'''

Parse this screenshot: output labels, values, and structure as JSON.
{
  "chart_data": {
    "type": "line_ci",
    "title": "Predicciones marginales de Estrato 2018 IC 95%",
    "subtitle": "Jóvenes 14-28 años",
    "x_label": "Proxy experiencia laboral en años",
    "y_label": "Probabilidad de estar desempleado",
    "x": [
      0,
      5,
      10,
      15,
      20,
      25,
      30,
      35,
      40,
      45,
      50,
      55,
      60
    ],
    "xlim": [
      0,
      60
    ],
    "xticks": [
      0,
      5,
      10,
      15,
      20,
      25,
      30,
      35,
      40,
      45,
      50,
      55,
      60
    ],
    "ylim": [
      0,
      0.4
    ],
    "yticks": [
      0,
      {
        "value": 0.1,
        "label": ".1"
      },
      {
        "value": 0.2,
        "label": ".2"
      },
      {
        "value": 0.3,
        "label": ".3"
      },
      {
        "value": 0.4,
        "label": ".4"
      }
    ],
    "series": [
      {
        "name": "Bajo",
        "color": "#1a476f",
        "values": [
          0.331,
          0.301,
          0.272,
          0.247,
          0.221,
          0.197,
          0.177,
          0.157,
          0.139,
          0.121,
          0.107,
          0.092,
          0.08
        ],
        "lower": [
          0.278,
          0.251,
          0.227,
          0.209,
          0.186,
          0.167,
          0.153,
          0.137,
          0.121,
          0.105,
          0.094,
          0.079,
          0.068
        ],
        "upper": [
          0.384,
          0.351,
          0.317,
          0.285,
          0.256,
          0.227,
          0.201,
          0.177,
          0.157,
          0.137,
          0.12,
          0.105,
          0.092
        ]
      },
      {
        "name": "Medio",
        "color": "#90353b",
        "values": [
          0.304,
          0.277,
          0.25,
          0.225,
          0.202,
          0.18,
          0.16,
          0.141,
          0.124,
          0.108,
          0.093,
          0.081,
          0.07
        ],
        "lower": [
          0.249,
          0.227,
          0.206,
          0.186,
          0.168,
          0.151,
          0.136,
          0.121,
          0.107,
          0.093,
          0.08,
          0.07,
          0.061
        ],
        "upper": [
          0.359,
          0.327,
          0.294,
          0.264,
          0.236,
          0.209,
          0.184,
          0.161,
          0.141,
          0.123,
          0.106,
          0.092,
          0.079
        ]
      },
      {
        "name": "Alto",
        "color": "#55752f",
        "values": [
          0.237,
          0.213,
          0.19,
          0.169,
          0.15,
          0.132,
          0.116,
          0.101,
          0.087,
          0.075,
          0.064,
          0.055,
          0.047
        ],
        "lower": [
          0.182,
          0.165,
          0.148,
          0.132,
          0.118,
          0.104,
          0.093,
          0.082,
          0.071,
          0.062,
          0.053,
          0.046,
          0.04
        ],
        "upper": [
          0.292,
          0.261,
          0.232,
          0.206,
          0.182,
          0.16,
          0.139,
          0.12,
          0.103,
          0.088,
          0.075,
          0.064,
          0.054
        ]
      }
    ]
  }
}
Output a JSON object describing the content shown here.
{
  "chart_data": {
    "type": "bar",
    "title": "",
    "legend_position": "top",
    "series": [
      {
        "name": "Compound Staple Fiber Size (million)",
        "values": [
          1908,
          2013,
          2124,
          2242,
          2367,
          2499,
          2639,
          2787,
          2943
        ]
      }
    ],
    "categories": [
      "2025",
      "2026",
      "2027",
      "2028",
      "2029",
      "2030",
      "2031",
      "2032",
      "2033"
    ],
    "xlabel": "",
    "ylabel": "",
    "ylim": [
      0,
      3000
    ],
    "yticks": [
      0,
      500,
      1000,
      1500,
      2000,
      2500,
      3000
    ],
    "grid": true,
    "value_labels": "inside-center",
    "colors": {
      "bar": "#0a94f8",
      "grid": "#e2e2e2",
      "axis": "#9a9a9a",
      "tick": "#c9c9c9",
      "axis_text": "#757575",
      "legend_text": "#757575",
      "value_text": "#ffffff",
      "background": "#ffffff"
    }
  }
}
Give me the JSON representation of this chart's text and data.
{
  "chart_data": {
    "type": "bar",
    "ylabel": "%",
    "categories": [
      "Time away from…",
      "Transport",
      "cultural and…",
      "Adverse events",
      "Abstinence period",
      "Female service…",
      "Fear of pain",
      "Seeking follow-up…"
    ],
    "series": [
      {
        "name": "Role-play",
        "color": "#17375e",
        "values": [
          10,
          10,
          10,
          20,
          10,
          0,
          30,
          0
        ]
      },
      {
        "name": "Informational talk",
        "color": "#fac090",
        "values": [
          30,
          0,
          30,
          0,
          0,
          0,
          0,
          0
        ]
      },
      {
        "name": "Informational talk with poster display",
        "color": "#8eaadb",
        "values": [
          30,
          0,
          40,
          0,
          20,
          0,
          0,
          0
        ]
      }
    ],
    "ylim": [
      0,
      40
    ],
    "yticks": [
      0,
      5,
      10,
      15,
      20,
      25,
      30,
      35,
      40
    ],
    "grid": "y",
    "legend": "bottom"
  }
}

'''

** GOAL **
Using the data above, return each line exactly as written.

** RESULT **
Parse this screenshot: output labels, values, and structure as JSON.
{
  "chart_data": {
    "type": "line_ci",
    "title": "Predicciones marginales de Estrato 2018 IC 95%",
    "subtitle": "Jóvenes 14-28 años",
    "x_label": "Proxy experiencia laboral en años",
    "y_label": "Probabilidad de estar desempleado",
    "x": [
      0,
      5,
      10,
      15,
      20,
      25,
      30,
      35,
      40,
      45,
      50,
      55,
      60
    ],
    "xlim": [
      0,
      60
    ],
    "xticks": [
      0,
      5,
      10,
      15,
      20,
      25,
      30,
      35,
      40,
      45,
      50,
      55,
      60
    ],
    "ylim": [
      0,
      0.4
    ],
    "yticks": [
      0,
      {
        "value": 0.1,
        "label": ".1"
      },
      {
        "value": 0.2,
        "label": ".2"
      },
      {
        "value": 0.3,
        "label": ".3"
      },
      {
        "value": 0.4,
        "label": ".4"
      }
    ],
    "series": [
      {
        "name": "Bajo",
        "color": "#1a476f",
        "values": [
          0.331,
          0.301,
          0.272,
          0.247,
          0.221,
          0.197,
          0.177,
          0.157,
          0.139,
          0.121,
          0.107,
          0.092,
          0.08
        ],
        "lower": [
          0.278,
          0.251,
          0.227,
          0.209,
          0.186,
          0.167,
          0.153,
          0.137,
          0.121,
          0.105,
          0.094,
          0.079,
          0.068
        ],
        "upper": [
          0.384,
          0.351,
          0.317,
          0.285,
          0.256,
          0.227,
          0.201,
          0.177,
          0.157,
          0.137,
          0.12,
          0.105,
          0.092
        ]
      },
      {
        "name": "Medio",
        "color": "#90353b",
        "values": [
          0.304,
          0.277,
          0.25,
          0.225,
          0.202,
          0.18,
          0.16,
          0.141,
          0.124,
          0.108,
          0.093,
          0.081,
          0.07
        ],
        "lower": [
          0.249,
          0.227,
          0.206,
          0.186,
          0.168,
          0.151,
          0.136,
          0.121,
          0.107,
          0.093,
          0.08,
          0.07,
          0.061
        ],
        "upper": [
          0.359,
          0.327,
          0.294,
          0.264,
          0.236,
          0.209,
          0.184,
          0.161,
          0.141,
          0.123,
          0.106,
          0.092,
          0.079
        ]
      },
      {
        "name": "Alto",
        "color": "#55752f",
        "values": [
          0.237,
          0.213,
          0.19,
          0.169,
          0.15,
          0.132,
          0.116,
          0.101,
          0.087,
          0.075,
          0.064,
          0.055,
          0.047
        ],
        "lower": [
          0.182,
          0.165,
          0.148,
          0.132,
          0.118,
          0.104,
          0.093,
          0.082,
          0.071,
          0.062,
          0.053,
          0.046,
          0.04
        ],
        "upper": [
          0.292,
          0.261,
          0.232,
          0.206,
          0.182,
          0.16,
          0.139,
          0.12,
          0.103,
          0.088,
          0.075,
          0.064,
          0.054
        ]
      }
    ]
  }
}
Output a JSON object describing the content shown here.
{
  "chart_data": {
    "type": "bar",
    "title": "",
    "legend_position": "top",
    "series": [
      {
        "name": "Compound Staple Fiber Size (million)",
        "values": [
          1908,
          2013,
          2124,
          2242,
          2367,
          2499,
          2639,
          2787,
          2943
        ]
      }
    ],
    "categories": [
      "2025",
      "2026",
      "2027",
      "2028",
      "2029",
      "2030",
      "2031",
      "2032",
      "2033"
    ],
    "xlabel": "",
    "ylabel": "",
    "ylim": [
      0,
      3000
    ],
    "yticks": [
      0,
      500,
      1000,
      1500,
      2000,
      2500,
      3000
    ],
    "grid": true,
    "value_labels": "inside-center",
    "colors": {
      "bar": "#0a94f8",
      "grid": "#e2e2e2",
      "axis": "#9a9a9a",
      "tick": "#c9c9c9",
      "axis_text": "#757575",
      "legend_text": "#757575",
      "value_text": "#ffffff",
      "background": "#ffffff"
    }
  }
}
Give me the JSON representation of this chart's text and data.
{
  "chart_data": {
    "type": "bar",
    "ylabel": "%",
    "categories": [
      "Time away from…",
      "Transport",
      "cultural and…",
      "Adverse events",
      "Abstinence period",
      "Female service…",
      "Fear of pain",
      "Seeking follow-up…"
    ],
    "series": [
      {
        "name": "Role-play",
        "color": "#17375e",
        "values": [
          10,
          10,
          10,
          20,
          10,
          0,
          30,
          0
        ]
      },
      {
        "name": "Informational talk",
        "color": "#fac090",
        "values": [
          30,
          0,
          30,
          0,
          0,
          0,
          0,
          0
        ]
      },
      {
        "name": "Informational talk with poster display",
        "color": "#8eaadb",
        "values": [
          30,
          0,
          40,
          0,
          20,
          0,
          0,
          0
        ]
      }
    ],
    "ylim": [
      0,
      40
    ],
    "yticks": [
      0,
      5,
      10,
      15,
      20,
      25,
      30,
      35,
      40
    ],
    "grid": "y",
    "legend": "bottom"
  }
}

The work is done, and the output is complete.